* Short problem: All records should be reproduced verbatim.

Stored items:
━━━━━━━━━━━━━━━━━━━━

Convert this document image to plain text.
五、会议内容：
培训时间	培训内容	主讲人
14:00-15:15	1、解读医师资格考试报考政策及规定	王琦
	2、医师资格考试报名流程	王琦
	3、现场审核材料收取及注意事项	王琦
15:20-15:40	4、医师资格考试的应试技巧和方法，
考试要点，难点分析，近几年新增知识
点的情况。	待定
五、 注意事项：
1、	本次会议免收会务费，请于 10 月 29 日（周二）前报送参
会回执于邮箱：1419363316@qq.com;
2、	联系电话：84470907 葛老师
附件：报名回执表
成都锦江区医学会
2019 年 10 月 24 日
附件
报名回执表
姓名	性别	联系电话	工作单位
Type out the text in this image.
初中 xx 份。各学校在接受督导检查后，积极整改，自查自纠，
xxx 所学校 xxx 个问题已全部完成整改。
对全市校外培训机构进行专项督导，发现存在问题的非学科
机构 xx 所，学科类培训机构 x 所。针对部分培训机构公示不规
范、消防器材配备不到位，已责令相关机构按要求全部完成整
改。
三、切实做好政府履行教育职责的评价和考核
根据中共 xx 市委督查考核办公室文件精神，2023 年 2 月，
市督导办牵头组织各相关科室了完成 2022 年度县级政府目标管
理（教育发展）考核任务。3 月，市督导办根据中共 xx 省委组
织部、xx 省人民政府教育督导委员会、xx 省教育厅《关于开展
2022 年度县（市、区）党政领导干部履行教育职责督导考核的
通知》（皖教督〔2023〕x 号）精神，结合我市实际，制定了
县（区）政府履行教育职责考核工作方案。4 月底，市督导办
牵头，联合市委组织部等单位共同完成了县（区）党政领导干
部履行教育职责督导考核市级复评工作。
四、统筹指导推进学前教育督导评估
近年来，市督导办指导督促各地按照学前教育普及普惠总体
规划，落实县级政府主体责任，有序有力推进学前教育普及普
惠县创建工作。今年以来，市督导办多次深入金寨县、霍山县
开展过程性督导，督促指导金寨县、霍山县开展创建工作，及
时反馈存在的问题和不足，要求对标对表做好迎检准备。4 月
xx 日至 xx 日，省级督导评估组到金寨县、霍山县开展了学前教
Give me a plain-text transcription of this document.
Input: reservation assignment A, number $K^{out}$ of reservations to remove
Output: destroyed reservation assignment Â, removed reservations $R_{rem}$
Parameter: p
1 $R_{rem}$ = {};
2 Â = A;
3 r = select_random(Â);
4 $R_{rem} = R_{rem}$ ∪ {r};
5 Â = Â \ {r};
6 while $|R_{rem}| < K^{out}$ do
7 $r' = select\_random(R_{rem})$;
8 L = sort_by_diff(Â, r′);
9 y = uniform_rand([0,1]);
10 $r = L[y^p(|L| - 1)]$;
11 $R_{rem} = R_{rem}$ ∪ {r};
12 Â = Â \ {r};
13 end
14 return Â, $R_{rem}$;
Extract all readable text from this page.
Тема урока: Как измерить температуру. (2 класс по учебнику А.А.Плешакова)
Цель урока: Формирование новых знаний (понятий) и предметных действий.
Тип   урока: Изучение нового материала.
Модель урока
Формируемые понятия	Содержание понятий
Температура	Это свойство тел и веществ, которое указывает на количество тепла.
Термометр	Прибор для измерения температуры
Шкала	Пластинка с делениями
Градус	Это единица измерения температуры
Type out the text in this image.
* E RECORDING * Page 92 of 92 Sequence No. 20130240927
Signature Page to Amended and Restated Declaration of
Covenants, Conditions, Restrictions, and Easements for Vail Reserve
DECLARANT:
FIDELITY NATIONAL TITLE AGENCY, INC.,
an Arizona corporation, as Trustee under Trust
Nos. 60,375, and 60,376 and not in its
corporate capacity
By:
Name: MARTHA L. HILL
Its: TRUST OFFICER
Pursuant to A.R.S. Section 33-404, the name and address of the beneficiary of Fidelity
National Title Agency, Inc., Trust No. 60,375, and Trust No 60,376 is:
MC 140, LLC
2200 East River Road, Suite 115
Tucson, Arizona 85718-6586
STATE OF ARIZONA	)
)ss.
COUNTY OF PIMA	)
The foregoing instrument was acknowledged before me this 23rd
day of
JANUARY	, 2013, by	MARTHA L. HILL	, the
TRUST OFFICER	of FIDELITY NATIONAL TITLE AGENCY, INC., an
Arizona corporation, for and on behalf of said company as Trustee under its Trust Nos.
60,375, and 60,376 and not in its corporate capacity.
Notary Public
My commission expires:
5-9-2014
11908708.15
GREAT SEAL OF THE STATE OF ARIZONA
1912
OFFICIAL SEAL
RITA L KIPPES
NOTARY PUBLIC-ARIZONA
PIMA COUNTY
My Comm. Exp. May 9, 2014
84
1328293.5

━━━━━━━━━━━━━━━━━━━━

* Task output:
Convert this document image to plain text.
五、会议内容：
培训时间	培训内容	主讲人
14:00-15:15	1、解读医师资格考试报考政策及规定	王琦
	2、医师资格考试报名流程	王琦
	3、现场审核材料收取及注意事项	王琦
15:20-15:40	4、医师资格考试的应试技巧和方法，
考试要点，难点分析，近几年新增知识
点的情况。	待定
五、 注意事项：
1、	本次会议免收会务费，请于 10 月 29 日（周二）前报送参
会回执于邮箱：1419363316@qq.com;
2、	联系电话：84470907 葛老师
附件：报名回执表
成都锦江区医学会
2019 年 10 月 24 日
附件
报名回执表
姓名	性别	联系电话	工作单位
Type out the text in this image.
初中 xx 份。各学校在接受督导检查后，积极整改，自查自纠，
xxx 所学校 xxx 个问题已全部完成整改。
对全市校外培训机构进行专项督导，发现存在问题的非学科
机构 xx 所，学科类培训机构 x 所。针对部分培训机构公示不规
范、消防器材配备不到位，已责令相关机构按要求全部完成整
改。
三、切实做好政府履行教育职责的评价和考核
根据中共 xx 市委督查考核办公室文件精神，2023 年 2 月，
市督导办牵头组织各相关科室了完成 2022 年度县级政府目标管
理（教育发展）考核任务。3 月，市督导办根据中共 xx 省委组
织部、xx 省人民政府教育督导委员会、xx 省教育厅《关于开展
2022 年度县（市、区）党政领导干部履行教育职责督导考核的
通知》（皖教督〔2023〕x 号）精神，结合我市实际，制定了
县（区）政府履行教育职责考核工作方案。4 月底，市督导办
牵头，联合市委组织部等单位共同完成了县（区）党政领导干
部履行教育职责督导考核市级复评工作。
四、统筹指导推进学前教育督导评估
近年来，市督导办指导督促各地按照学前教育普及普惠总体
规划，落实县级政府主体责任，有序有力推进学前教育普及普
惠县创建工作。今年以来，市督导办多次深入金寨县、霍山县
开展过程性督导，督促指导金寨县、霍山县开展创建工作，及
时反馈存在的问题和不足，要求对标对表做好迎检准备。4 月
xx 日至 xx 日，省级督导评估组到金寨县、霍山县开展了学前教
Give me a plain-text transcription of this document.
Input: reservation assignment A, number $K^{out}$ of reservations to remove
Output: destroyed reservation assignment Â, removed reservations $R_{rem}$
Parameter: p
1 $R_{rem}$ = {};
2 Â = A;
3 r = select_random(Â);
4 $R_{rem} = R_{rem}$ ∪ {r};
5 Â = Â \ {r};
6 while $|R_{rem}| < K^{out}$ do
7 $r' = select\_random(R_{rem})$;
8 L = sort_by_diff(Â, r′);
9 y = uniform_rand([0,1]);
10 $r = L[y^p(|L| - 1)]$;
11 $R_{rem} = R_{rem}$ ∪ {r};
12 Â = Â \ {r};
13 end
14 return Â, $R_{rem}$;
Extract all readable text from this page.
Тема урока: Как измерить температуру. (2 класс по учебнику А.А.Плешакова)
Цель урока: Формирование новых знаний (понятий) и предметных действий.
Тип   урока: Изучение нового материала.
Модель урока
Формируемые понятия	Содержание понятий
Температура	Это свойство тел и веществ, которое указывает на количество тепла.
Термометр	Прибор для измерения температуры
Шкала	Пластинка с делениями
Градус	Это единица измерения температуры
Type out the text in this image.
* E RECORDING * Page 92 of 92 Sequence No. 20130240927
Signature Page to Amended and Restated Declaration of
Covenants, Conditions, Restrictions, and Easements for Vail Reserve
DECLARANT:
FIDELITY NATIONAL TITLE AGENCY, INC.,
an Arizona corporation, as Trustee under Trust
Nos. 60,375, and 60,376 and not in its
corporate capacity
By:
Name: MARTHA L. HILL
Its: TRUST OFFICER
Pursuant to A.R.S. Section 33-404, the name and address of the beneficiary of Fidelity
National Title Agency, Inc., Trust No. 60,375, and Trust No 60,376 is:
MC 140, LLC
2200 East River Road, Suite 115
Tucson, Arizona 85718-6586
STATE OF ARIZONA	)
)ss.
COUNTY OF PIMA	)
The foregoing instrument was acknowledged before me this 23rd
day of
JANUARY	, 2013, by	MARTHA L. HILL	, the
TRUST OFFICER	of FIDELITY NATIONAL TITLE AGENCY, INC., an
Arizona corporation, for and on behalf of said company as Trustee under its Trust Nos.
60,375, and 60,376 and not in its corporate capacity.
Notary Public
My commission expires:
5-9-2014
11908708.15
GREAT SEAL OF THE STATE OF ARIZONA
1912
OFFICIAL SEAL
RITA L KIPPES
NOTARY PUBLIC-ARIZONA
PIMA COUNTY
My Comm. Exp. May 9, 2014
84
1328293.5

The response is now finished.